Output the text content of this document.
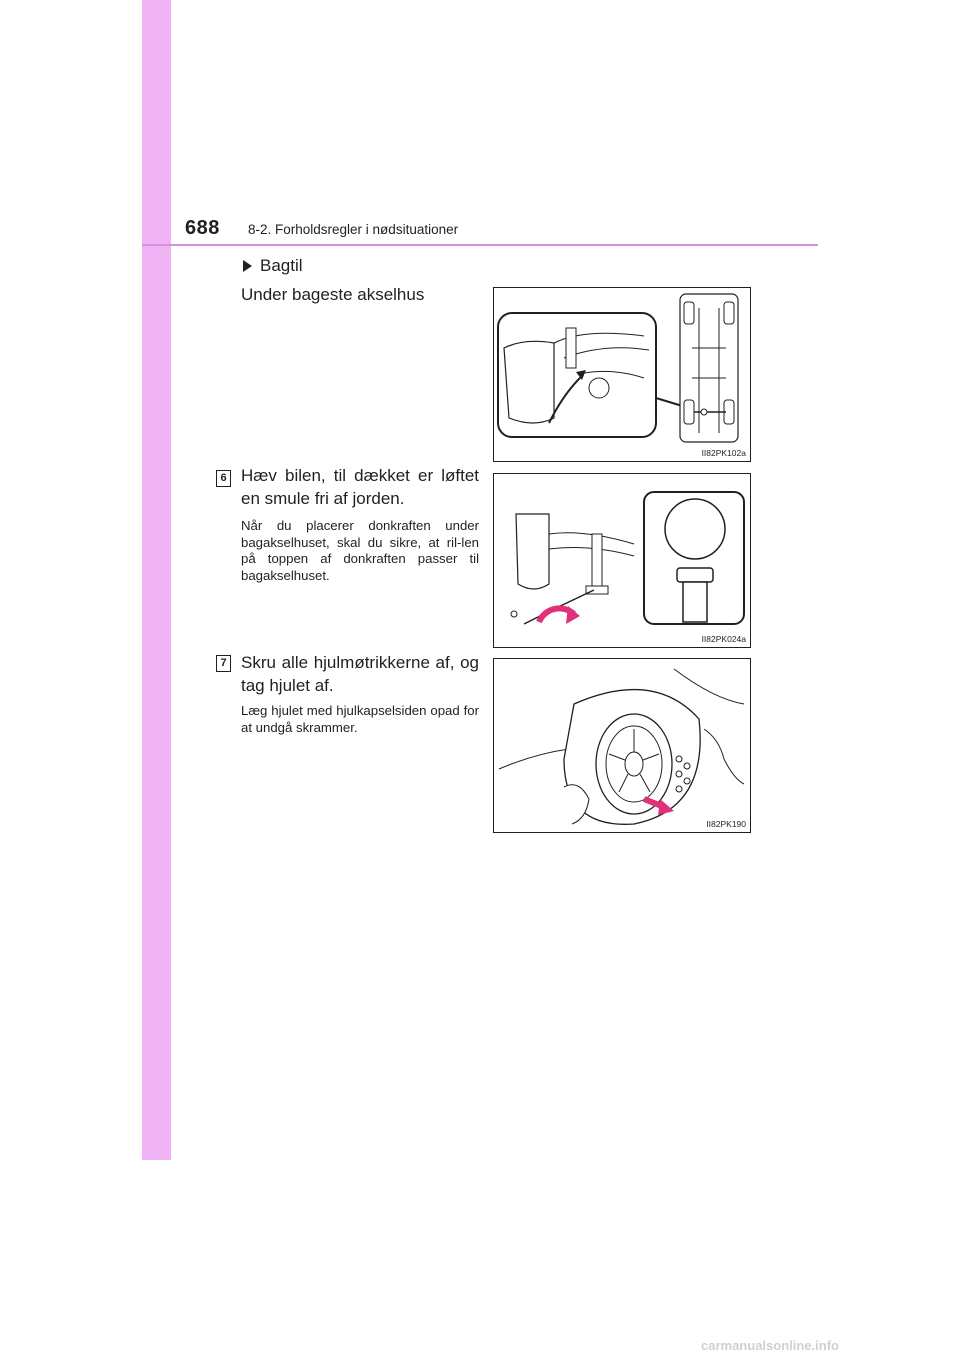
688 8-2. Forholdsregler i nødsituationer
Bagtil
Under bageste akselhus
6 Hæv bilen, til dækket er løftet en smule fri af jorden.
Når du placerer donkraften under bagakselhuset, skal du sikre, at ril-len på toppen af donkraften passer til bagakselhuset.
7 Skru alle hjulmøtrikkerne af, og tag hjulet af.
Læg hjulet med hjulkapselsiden opad for at undgå skrammer.
II82PK102a
II82PK024a
II82PK190
carmanualsonline.info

○ ○ ○

- Work to be completed:
The pictures in the entries should be left out; output everything else exactly.

- Task result:
Output the text content of this document.
688 8-2. Forholdsregler i nødsituationer
Bagtil
Under bageste akselhus
6 Hæv bilen, til dækket er løftet en smule fri af jorden.
Når du placerer donkraften under bagakselhuset, skal du sikre, at ril-len på toppen af donkraften passer til bagakselhuset.
7 Skru alle hjulmøtrikkerne af, og tag hjulet af.
Læg hjulet med hjulkapselsiden opad for at undgå skrammer.
II82PK102a
II82PK024a
II82PK190
carmanualsonline.info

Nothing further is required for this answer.